Short problem: Return the listing below exactly, with the pictures dropped.

** begin Material provided **

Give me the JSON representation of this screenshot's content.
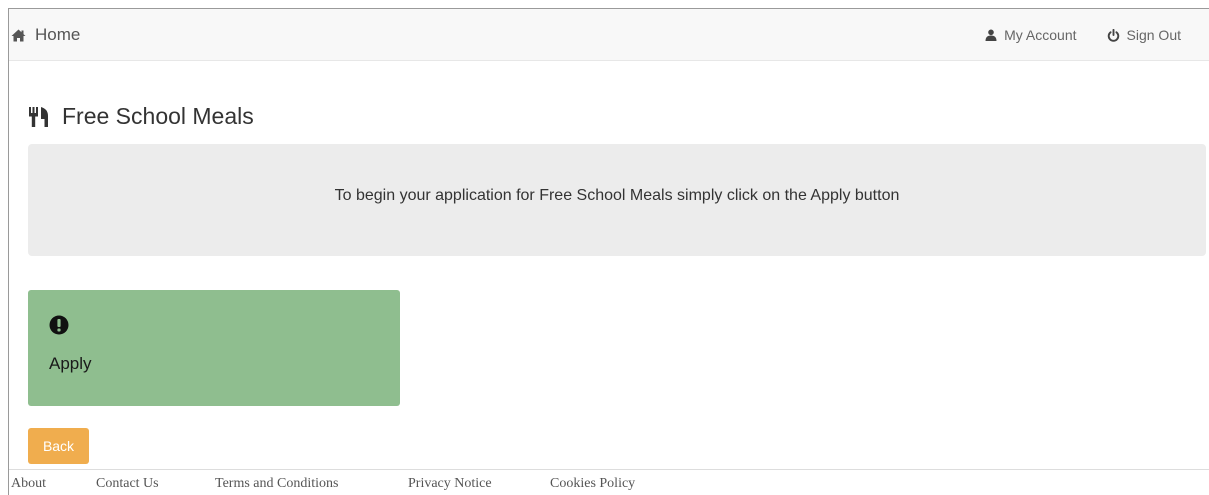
{
  "navbar": {
    "home_label": "Home",
    "home_icon": "home-icon",
    "account_label": "My Account",
    "account_icon": "user-icon",
    "signout_label": "Sign Out",
    "signout_icon": "power-icon"
  },
  "page": {
    "title": "Free School Meals",
    "title_icon": "cutlery-icon"
  },
  "info": {
    "text": "To begin your application for Free School Meals simply click on the Apply button"
  },
  "apply_tile": {
    "label": "Apply",
    "icon": "exclamation-circle-icon",
    "color": "#8fbe8f"
  },
  "back_button": {
    "label": "Back",
    "color": "#f0ad4e"
  },
  "footer": {
    "links": [
      "About",
      "Contact Us",
      "Terms and Conditions",
      "Privacy Notice",
      "Cookies Policy"
    ]
  }
}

** end Material provided **

Completed exercise:
Give me the JSON representation of this screenshot's content.
{
  "navbar": {
    "home_label": "Home",
    "home_icon": "home-icon",
    "account_label": "My Account",
    "account_icon": "user-icon",
    "signout_label": "Sign Out",
    "signout_icon": "power-icon"
  },
  "page": {
    "title": "Free School Meals",
    "title_icon": "cutlery-icon"
  },
  "info": {
    "text": "To begin your application for Free School Meals simply click on the Apply button"
  },
  "apply_tile": {
    "label": "Apply",
    "icon": "exclamation-circle-icon",
    "color": "#8fbe8f"
  },
  "back_button": {
    "label": "Back",
    "color": "#f0ad4e"
  },
  "footer": {
    "links": [
      "About",
      "Contact Us",
      "Terms and Conditions",
      "Privacy Notice",
      "Cookies Policy"
    ]
  }
}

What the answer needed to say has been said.